* **Short task**
Repeat the full listing below verbatim and keep the images out.

* **Source records**
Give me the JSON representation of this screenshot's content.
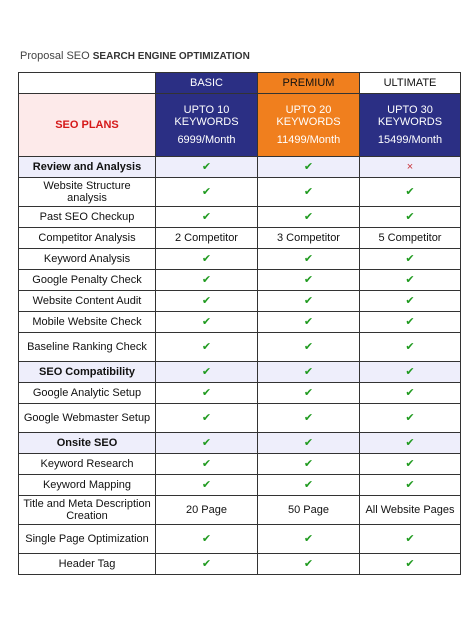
{
  "title": {
    "prefix": "Proposal SEO ",
    "main": "SEARCH ENGINE OPTIMIZATION"
  },
  "plans": {
    "basic": {
      "name": "BASIC",
      "keywords": "UPTO 10 KEYWORDS",
      "price": "6999/Month"
    },
    "premium": {
      "name": "PREMIUM",
      "keywords": "UPTO 20 KEYWORDS",
      "price": "11499/Month"
    },
    "ultimate": {
      "name": "ULTIMATE",
      "keywords": "UPTO 30 KEYWORDS",
      "price": "15499/Month"
    },
    "label": "SEO PLANS"
  },
  "rows": [
    {
      "label": "Review and Analysis",
      "section": true,
      "values": [
        "✔",
        "✔",
        "×"
      ]
    },
    {
      "label": "Website Structure analysis",
      "values": [
        "✔",
        "✔",
        "✔"
      ]
    },
    {
      "label": "Past SEO Checkup",
      "values": [
        "✔",
        "✔",
        "✔"
      ]
    },
    {
      "label": "Competitor Analysis",
      "values": [
        "2 Competitor",
        "3 Competitor",
        "5 Competitor"
      ]
    },
    {
      "label": "Keyword Analysis",
      "values": [
        "✔",
        "✔",
        "✔"
      ]
    },
    {
      "label": "Google Penalty Check",
      "values": [
        "✔",
        "✔",
        "✔"
      ]
    },
    {
      "label": "Website Content Audit",
      "values": [
        "✔",
        "✔",
        "✔"
      ]
    },
    {
      "label": "Mobile Website Check",
      "values": [
        "✔",
        "✔",
        "✔"
      ]
    },
    {
      "label": "Baseline Ranking Check",
      "values": [
        "✔",
        "✔",
        "✔"
      ]
    },
    {
      "label": "SEO Compatibility",
      "section": true,
      "values": [
        "✔",
        "✔",
        "✔"
      ]
    },
    {
      "label": "Google Analytic Setup",
      "values": [
        "✔",
        "✔",
        "✔"
      ]
    },
    {
      "label": "Google Webmaster Setup",
      "values": [
        "✔",
        "✔",
        "✔"
      ]
    },
    {
      "label": "Onsite SEO",
      "section": true,
      "values": [
        "✔",
        "✔",
        "✔"
      ]
    },
    {
      "label": "Keyword Research",
      "values": [
        "✔",
        "✔",
        "✔"
      ]
    },
    {
      "label": "Keyword Mapping",
      "values": [
        "✔",
        "✔",
        "✔"
      ]
    },
    {
      "label": "Title and Meta Description Creation",
      "values": [
        "20 Page",
        "50 Page",
        "All Website Pages"
      ]
    },
    {
      "label": "Single Page Optimization",
      "values": [
        "✔",
        "✔",
        "✔"
      ]
    },
    {
      "label": "Header Tag",
      "values": [
        "✔",
        "✔",
        "✔"
      ]
    }
  ],
  "colors": {
    "basic": "#2b2f84",
    "premium": "#f07f1e",
    "check": "#1f9a1f",
    "cross": "#c9343a",
    "plans_label": "#d51818",
    "section_bg": "#eeeefb"
  }
}
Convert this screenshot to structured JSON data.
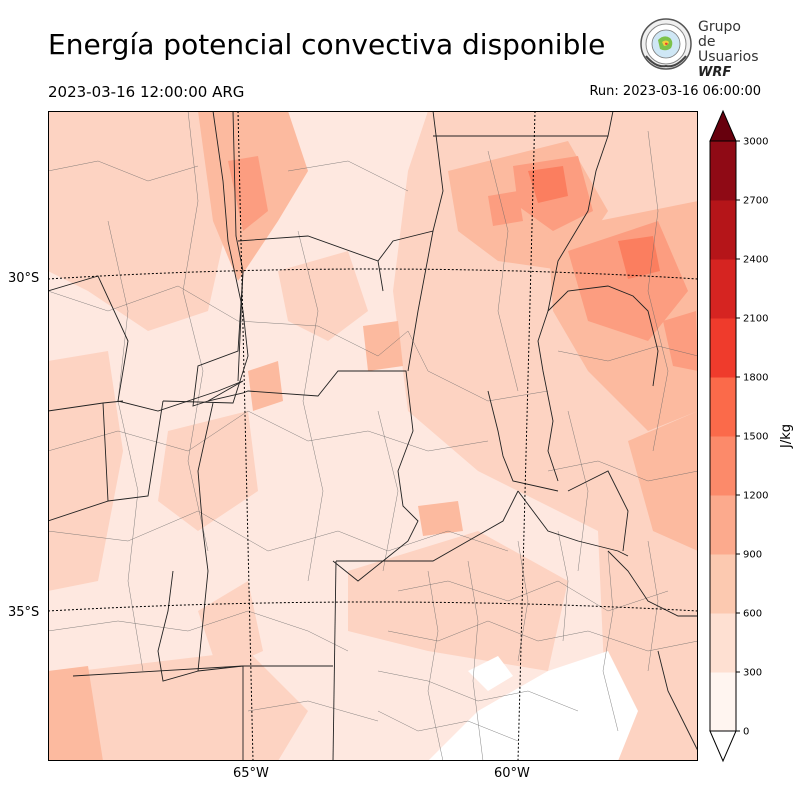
{
  "header": {
    "title": "Energía potencial convectiva disponible",
    "valid_time": "2023-03-16 12:00:00 ARG",
    "run_time": "Run: 2023-03-16 06:00:00"
  },
  "logo": {
    "line1": "Grupo de",
    "line2": "Usuarios",
    "line3": "WRF"
  },
  "map": {
    "lat_labels": [
      "30°S",
      "35°S"
    ],
    "lon_labels": [
      "65°W",
      "60°W"
    ],
    "colors": {
      "c0": "#fee8e0",
      "c300": "#fdd3c2",
      "c600": "#fcba9f",
      "c900": "#fc9d80",
      "c1200": "#fb7e5f",
      "c1500": "#f5573f",
      "c1800": "#ec382a",
      "c2100": "#d11f20",
      "c2400": "#b01419",
      "c2700": "#7d0a12"
    }
  },
  "colorbar": {
    "label": "J/kg",
    "ticks": [
      "0",
      "300",
      "600",
      "900",
      "1200",
      "1500",
      "1800",
      "2100",
      "2400",
      "2700",
      "3000"
    ],
    "colors": [
      "#fff5f0",
      "#fee0d2",
      "#fcc9b0",
      "#fcaa8d",
      "#fc8a6a",
      "#fb6a4a",
      "#ef3b2c",
      "#d62421",
      "#b51519",
      "#8f0a15"
    ],
    "over_color": "#67000d"
  }
}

* **Output below**
Give me the JSON representation of this screenshot's content.
{
  "title": {
    "prefix": "Proposal SEO ",
    "main": "SEARCH ENGINE OPTIMIZATION"
  },
  "plans": {
    "basic": {
      "name": "BASIC",
      "keywords": "UPTO 10 KEYWORDS",
      "price": "6999/Month"
    },
    "premium": {
      "name": "PREMIUM",
      "keywords": "UPTO 20 KEYWORDS",
      "price": "11499/Month"
    },
    "ultimate": {
      "name": "ULTIMATE",
      "keywords": "UPTO 30 KEYWORDS",
      "price": "15499/Month"
    },
    "label": "SEO PLANS"
  },
  "rows": [
    {
      "label": "Review and Analysis",
      "section": true,
      "values": [
        "✔",
        "✔",
        "×"
      ]
    },
    {
      "label": "Website Structure analysis",
      "values": [
        "✔",
        "✔",
        "✔"
      ]
    },
    {
      "label": "Past SEO Checkup",
      "values": [
        "✔",
        "✔",
        "✔"
      ]
    },
    {
      "label": "Competitor Analysis",
      "values": [
        "2 Competitor",
        "3 Competitor",
        "5 Competitor"
      ]
    },
    {
      "label": "Keyword Analysis",
      "values": [
        "✔",
        "✔",
        "✔"
      ]
    },
    {
      "label": "Google Penalty Check",
      "values": [
        "✔",
        "✔",
        "✔"
      ]
    },
    {
      "label": "Website Content Audit",
      "values": [
        "✔",
        "✔",
        "✔"
      ]
    },
    {
      "label": "Mobile Website Check",
      "values": [
        "✔",
        "✔",
        "✔"
      ]
    },
    {
      "label": "Baseline Ranking Check",
      "values": [
        "✔",
        "✔",
        "✔"
      ]
    },
    {
      "label": "SEO Compatibility",
      "section": true,
      "values": [
        "✔",
        "✔",
        "✔"
      ]
    },
    {
      "label": "Google Analytic Setup",
      "values": [
        "✔",
        "✔",
        "✔"
      ]
    },
    {
      "label": "Google Webmaster Setup",
      "values": [
        "✔",
        "✔",
        "✔"
      ]
    },
    {
      "label": "Onsite SEO",
      "section": true,
      "values": [
        "✔",
        "✔",
        "✔"
      ]
    },
    {
      "label": "Keyword Research",
      "values": [
        "✔",
        "✔",
        "✔"
      ]
    },
    {
      "label": "Keyword Mapping",
      "values": [
        "✔",
        "✔",
        "✔"
      ]
    },
    {
      "label": "Title and Meta Description Creation",
      "values": [
        "20 Page",
        "50 Page",
        "All Website Pages"
      ]
    },
    {
      "label": "Single Page Optimization",
      "values": [
        "✔",
        "✔",
        "✔"
      ]
    },
    {
      "label": "Header Tag",
      "values": [
        "✔",
        "✔",
        "✔"
      ]
    }
  ],
  "colors": {
    "basic": "#2b2f84",
    "premium": "#f07f1e",
    "check": "#1f9a1f",
    "cross": "#c9343a",
    "plans_label": "#d51818",
    "section_bg": "#eeeefb"
  }
}
Convert this screenshot to structured JSON data.
{
  "header": {
    "title": "Energía potencial convectiva disponible",
    "valid_time": "2023-03-16 12:00:00 ARG",
    "run_time": "Run: 2023-03-16 06:00:00"
  },
  "logo": {
    "line1": "Grupo de",
    "line2": "Usuarios",
    "line3": "WRF"
  },
  "map": {
    "lat_labels": [
      "30°S",
      "35°S"
    ],
    "lon_labels": [
      "65°W",
      "60°W"
    ],
    "colors": {
      "c0": "#fee8e0",
      "c300": "#fdd3c2",
      "c600": "#fcba9f",
      "c900": "#fc9d80",
      "c1200": "#fb7e5f",
      "c1500": "#f5573f",
      "c1800": "#ec382a",
      "c2100": "#d11f20",
      "c2400": "#b01419",
      "c2700": "#7d0a12"
    }
  },
  "colorbar": {
    "label": "J/kg",
    "ticks": [
      "0",
      "300",
      "600",
      "900",
      "1200",
      "1500",
      "1800",
      "2100",
      "2400",
      "2700",
      "3000"
    ],
    "colors": [
      "#fff5f0",
      "#fee0d2",
      "#fcc9b0",
      "#fcaa8d",
      "#fc8a6a",
      "#fb6a4a",
      "#ef3b2c",
      "#d62421",
      "#b51519",
      "#8f0a15"
    ],
    "over_color": "#67000d"
  }
}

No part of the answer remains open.